● **EXTRAIT SOURCE**:
A lire aussi: Recommandations 2023 du Comité Scientifique et d’Expertise portant sur le charbon, le pétrole et le gaz
Délicat charbon
Pour le charbon, ces propositions viennent renforcer celles déjà publiées en février 2021. Une transparence irréprochable sur les financements effectués dans ce secteur constitue une urgence absolue, dans un contexte de croissance de la production et de la consommation dans le monde en raison, notamment, de la crise énergétique issue de la guerre en Ukraine. En outre, le secteur charbonnier doit voir la fermeture de l’ensemble des infrastructures (extraction des matières premières et centrales de production d’électricité à partir de charbon) à horizon 2030 dans l’Union européenne et les pays de l’OCDE, et à horizon 2040 dans le reste du monde, pour respecter un scénario de réchauffement de 1,5°C. A ce titre, le CSE recommande la publication de données précises, lisibles, exhaustives et comparables sur les expositions au charbon, les caractéristiques des politiques sectorielles et leur application, ainsi que les critères de sortie effective (et juste) du secteur.
S’agissant du financement de l’industrie pétrogazière, le CSE a souhaité réviser et étendre ses propositions de septembre 2021, qui s’étaient alors concentrées sur les énergies non conventionnelles et avaient ainsi contribué à jeter la lumière sur les impératifs de financement de la transition de cette industrie.
L’arrêt du financement de nouvelles capacités de production de pétrole et gaz (AIE, 2021 et 2022*) dans l’ensemble du secteur est en effet un impératif fixé par l’AIE dans son scénario «net zéro» à horizon 2050. Or, les évolutions de la politique énergétique mondiale dans un contexte marqué par l’invasion russe de l’Ukraine et son impact sur la sécurité énergétique européenne ont renforcé des tendances de financement de l’industrie en hausse, et donc de risques accrus d’actifs échoués associés.

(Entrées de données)
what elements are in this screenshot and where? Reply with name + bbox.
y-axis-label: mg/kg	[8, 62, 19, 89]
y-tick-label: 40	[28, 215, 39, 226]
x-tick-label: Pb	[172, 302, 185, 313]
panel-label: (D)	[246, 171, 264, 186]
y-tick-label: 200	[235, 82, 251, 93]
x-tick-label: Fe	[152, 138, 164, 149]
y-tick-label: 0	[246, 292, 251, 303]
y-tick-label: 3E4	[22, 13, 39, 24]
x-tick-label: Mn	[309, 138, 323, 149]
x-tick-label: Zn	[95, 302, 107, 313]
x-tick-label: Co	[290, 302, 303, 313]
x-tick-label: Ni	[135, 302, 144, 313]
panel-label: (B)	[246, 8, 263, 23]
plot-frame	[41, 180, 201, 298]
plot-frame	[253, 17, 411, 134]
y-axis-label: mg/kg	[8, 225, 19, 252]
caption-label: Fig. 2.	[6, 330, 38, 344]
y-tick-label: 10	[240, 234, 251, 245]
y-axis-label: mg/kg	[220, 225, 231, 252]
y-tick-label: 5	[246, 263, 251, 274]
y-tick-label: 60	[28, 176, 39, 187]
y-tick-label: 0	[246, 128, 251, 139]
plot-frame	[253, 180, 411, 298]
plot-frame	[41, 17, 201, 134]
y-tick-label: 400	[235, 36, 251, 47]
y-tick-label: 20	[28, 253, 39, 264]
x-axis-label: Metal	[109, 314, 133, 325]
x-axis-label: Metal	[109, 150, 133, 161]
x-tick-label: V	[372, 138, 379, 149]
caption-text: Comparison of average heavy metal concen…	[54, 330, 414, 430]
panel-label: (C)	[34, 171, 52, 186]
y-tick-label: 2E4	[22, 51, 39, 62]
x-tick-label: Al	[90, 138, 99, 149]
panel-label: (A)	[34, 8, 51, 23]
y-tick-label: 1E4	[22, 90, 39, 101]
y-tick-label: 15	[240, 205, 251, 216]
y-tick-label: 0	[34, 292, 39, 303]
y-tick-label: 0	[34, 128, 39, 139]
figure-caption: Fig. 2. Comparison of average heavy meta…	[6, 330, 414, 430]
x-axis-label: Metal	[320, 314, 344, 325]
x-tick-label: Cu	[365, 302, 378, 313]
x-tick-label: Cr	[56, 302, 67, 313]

● **ACTIVITÉS**:
(a) Résumez l'extrait en deux phrases.
(b) Citez le passage de l'extrait allant de « S’agissant du financement » jusqu'à « de cette industrie. ».

● **RÉPONSES ATTENDUES**:
(a) Pour le charbon, le CSE renforce ses propositions de février 2021 et demande une transparence irréprochable sur les financements, alors que la fermeture de toutes les infrastructures charbonnières est requise d'ici 2030 dans l'Union européenne et l'OCDE et d'ici 2040 ailleurs pour respecter un scénario de 1,5°C. Pour l'industrie pétrogazière, il révise et étend ses propositions de septembre 2021 : l'arrêt du financement de nouvelles capacités de production est un impératif du scénario « net zéro » de l'AIE, mais le contexte de l'invasion russe de l'Ukraine a renforcé la hausse de ces financements et les risques d'actifs échoués.

(b)
S’agissant du financement de l’industrie pétrogazière, le CSE a souhaité réviser et étendre ses propositions de septembre 2021, qui s’étaient alors concentrées sur les énergies non conventionnelles et avaient ainsi contribué à jeter la lumière sur les impératifs de financement de la transition de cette industrie.